##### RECORDED DATA

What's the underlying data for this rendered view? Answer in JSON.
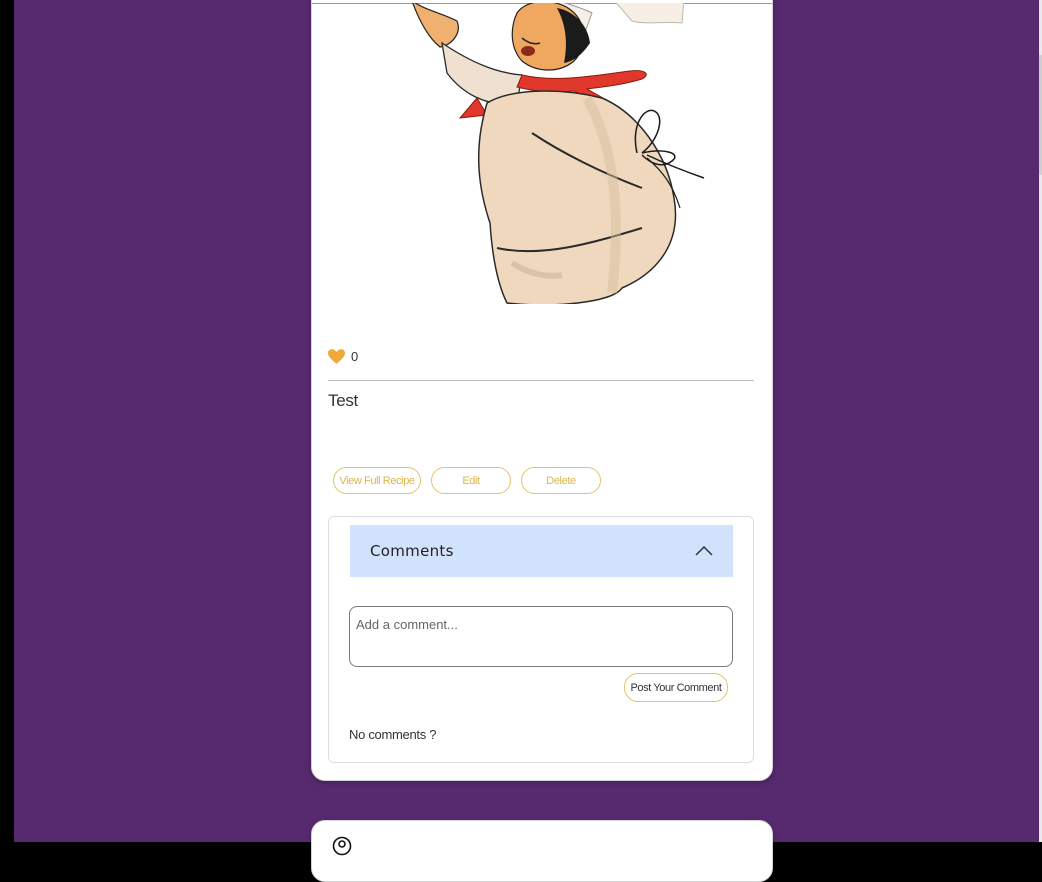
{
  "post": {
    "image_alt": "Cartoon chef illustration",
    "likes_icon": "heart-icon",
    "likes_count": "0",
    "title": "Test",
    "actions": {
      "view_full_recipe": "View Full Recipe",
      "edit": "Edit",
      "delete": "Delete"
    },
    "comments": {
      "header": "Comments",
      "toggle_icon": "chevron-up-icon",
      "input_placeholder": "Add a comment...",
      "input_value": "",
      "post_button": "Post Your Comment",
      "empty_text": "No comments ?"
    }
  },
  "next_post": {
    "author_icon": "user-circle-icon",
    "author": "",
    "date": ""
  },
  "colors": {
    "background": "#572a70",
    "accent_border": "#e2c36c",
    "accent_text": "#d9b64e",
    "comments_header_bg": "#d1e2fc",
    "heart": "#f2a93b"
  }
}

##########
##### RECORDED DATA

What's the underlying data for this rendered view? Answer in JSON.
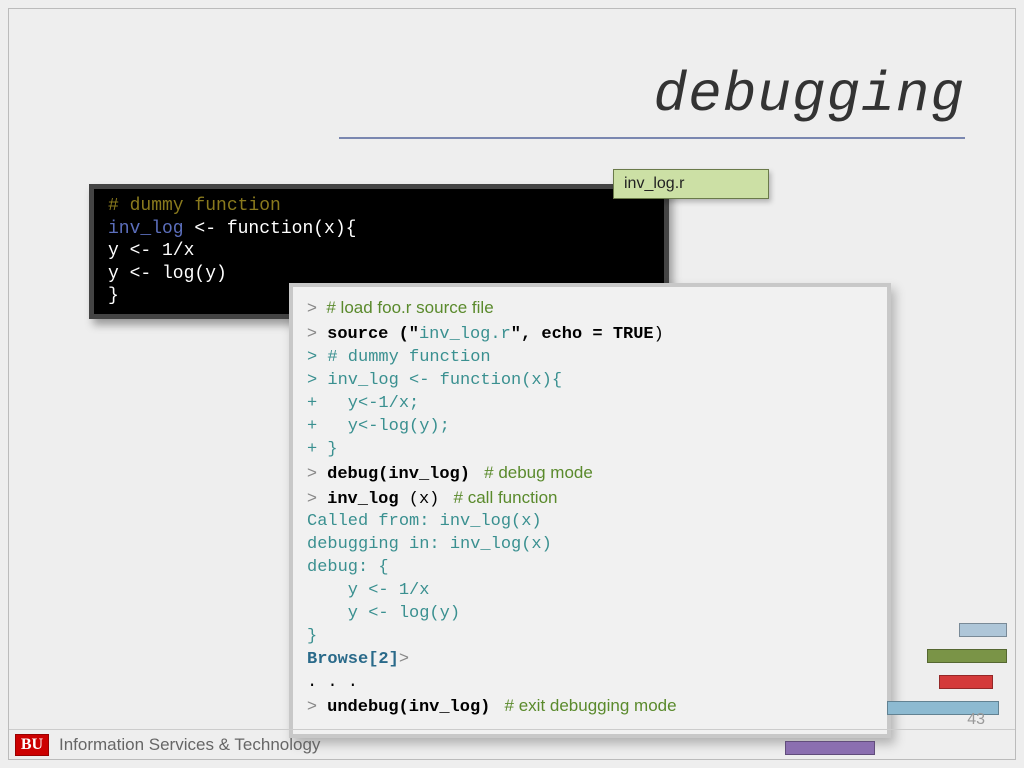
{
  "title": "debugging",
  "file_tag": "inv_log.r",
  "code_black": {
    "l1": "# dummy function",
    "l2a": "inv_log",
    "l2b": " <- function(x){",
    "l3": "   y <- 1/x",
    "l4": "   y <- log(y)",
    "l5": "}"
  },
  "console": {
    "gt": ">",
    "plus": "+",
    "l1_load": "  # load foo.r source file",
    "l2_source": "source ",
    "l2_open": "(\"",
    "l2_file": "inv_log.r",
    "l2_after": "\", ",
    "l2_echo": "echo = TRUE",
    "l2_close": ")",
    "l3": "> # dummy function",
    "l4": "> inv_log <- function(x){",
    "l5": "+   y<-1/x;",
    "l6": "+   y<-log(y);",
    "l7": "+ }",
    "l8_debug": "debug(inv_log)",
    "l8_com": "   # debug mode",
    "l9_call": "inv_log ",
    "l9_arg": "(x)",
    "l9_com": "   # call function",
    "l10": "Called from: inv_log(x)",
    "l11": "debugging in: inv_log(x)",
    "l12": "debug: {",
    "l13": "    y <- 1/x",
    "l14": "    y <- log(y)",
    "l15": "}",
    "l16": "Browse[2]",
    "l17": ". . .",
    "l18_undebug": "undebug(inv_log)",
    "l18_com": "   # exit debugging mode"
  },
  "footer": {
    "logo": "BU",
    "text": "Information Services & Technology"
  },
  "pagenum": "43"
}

##########
##### RECORDED DATA

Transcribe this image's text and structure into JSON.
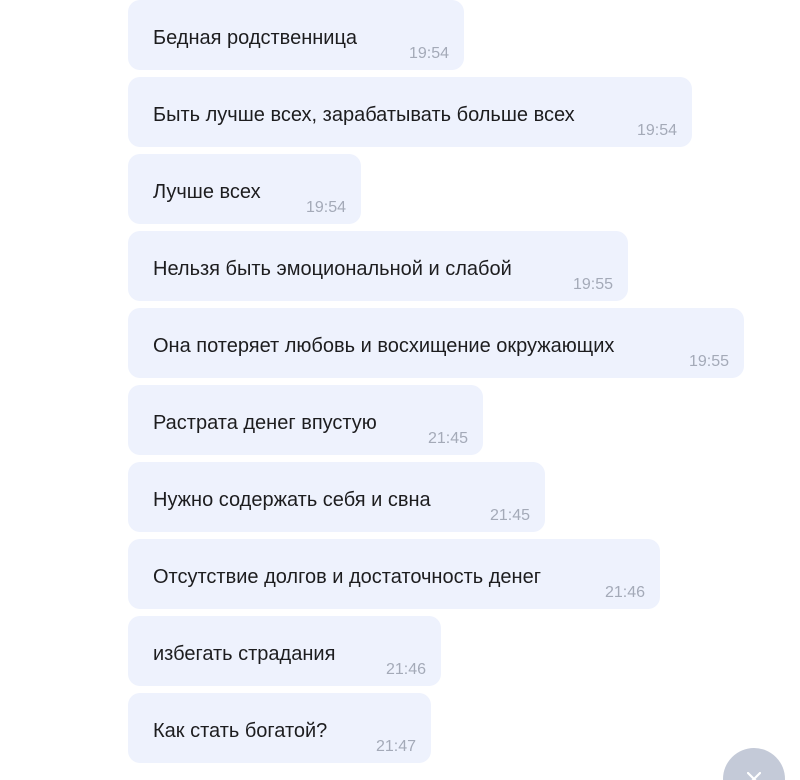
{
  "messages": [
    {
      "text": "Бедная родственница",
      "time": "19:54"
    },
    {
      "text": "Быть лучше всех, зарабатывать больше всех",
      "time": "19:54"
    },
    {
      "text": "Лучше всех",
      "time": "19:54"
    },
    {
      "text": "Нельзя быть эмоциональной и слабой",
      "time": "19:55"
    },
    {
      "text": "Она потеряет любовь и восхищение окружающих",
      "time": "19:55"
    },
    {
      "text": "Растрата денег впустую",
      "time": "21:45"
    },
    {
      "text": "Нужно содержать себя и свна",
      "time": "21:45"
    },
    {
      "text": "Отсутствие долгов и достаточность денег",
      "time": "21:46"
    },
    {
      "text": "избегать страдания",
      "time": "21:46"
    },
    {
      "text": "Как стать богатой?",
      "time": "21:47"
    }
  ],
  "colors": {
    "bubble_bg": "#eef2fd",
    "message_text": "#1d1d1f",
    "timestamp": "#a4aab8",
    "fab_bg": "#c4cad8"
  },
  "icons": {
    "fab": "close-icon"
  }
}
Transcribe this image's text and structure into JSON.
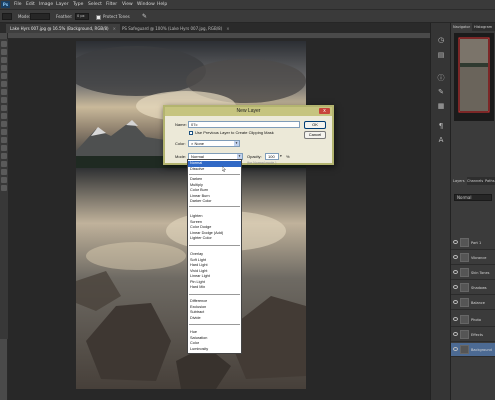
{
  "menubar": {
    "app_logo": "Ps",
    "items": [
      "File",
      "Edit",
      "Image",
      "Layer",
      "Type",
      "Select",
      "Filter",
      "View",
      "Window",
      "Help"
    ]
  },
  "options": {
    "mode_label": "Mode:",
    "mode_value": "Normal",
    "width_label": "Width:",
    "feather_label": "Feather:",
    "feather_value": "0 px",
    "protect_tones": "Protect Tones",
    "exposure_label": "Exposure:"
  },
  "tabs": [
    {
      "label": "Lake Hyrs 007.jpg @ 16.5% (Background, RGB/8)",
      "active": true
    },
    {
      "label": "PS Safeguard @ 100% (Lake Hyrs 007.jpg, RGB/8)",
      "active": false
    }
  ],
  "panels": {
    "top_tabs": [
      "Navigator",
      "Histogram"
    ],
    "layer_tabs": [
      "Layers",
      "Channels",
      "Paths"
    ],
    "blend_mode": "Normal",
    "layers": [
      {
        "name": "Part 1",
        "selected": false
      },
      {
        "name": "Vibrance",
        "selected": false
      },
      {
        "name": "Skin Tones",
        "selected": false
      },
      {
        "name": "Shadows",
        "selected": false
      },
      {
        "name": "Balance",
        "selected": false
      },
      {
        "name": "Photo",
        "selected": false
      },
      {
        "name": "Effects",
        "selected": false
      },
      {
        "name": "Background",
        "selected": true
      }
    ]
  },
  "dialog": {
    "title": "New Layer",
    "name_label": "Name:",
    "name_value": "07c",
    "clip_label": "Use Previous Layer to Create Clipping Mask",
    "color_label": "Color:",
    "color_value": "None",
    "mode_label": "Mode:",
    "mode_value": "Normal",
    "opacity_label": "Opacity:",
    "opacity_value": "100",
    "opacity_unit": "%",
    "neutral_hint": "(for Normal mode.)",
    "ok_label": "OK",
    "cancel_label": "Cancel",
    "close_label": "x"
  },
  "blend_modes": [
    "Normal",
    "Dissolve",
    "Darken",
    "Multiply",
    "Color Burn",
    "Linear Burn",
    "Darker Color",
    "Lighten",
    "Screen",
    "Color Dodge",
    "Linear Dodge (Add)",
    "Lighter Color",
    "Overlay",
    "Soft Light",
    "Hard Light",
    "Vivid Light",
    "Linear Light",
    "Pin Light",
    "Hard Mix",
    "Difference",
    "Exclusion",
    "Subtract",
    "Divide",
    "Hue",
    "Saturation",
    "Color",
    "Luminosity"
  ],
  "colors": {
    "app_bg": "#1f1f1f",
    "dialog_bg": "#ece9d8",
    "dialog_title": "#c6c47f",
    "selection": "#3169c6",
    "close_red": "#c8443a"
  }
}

##########

**EXERCISE DIRECTIONS**
Gather up the lines that contain the word "Normal".

**OUTPUT OF THE EXERCISE**
    "mode_value": "Normal",
    "blend_mode": "Normal",
    "mode_value": "Normal",
    "neutral_hint": "(for Normal mode.)",
    "Normal",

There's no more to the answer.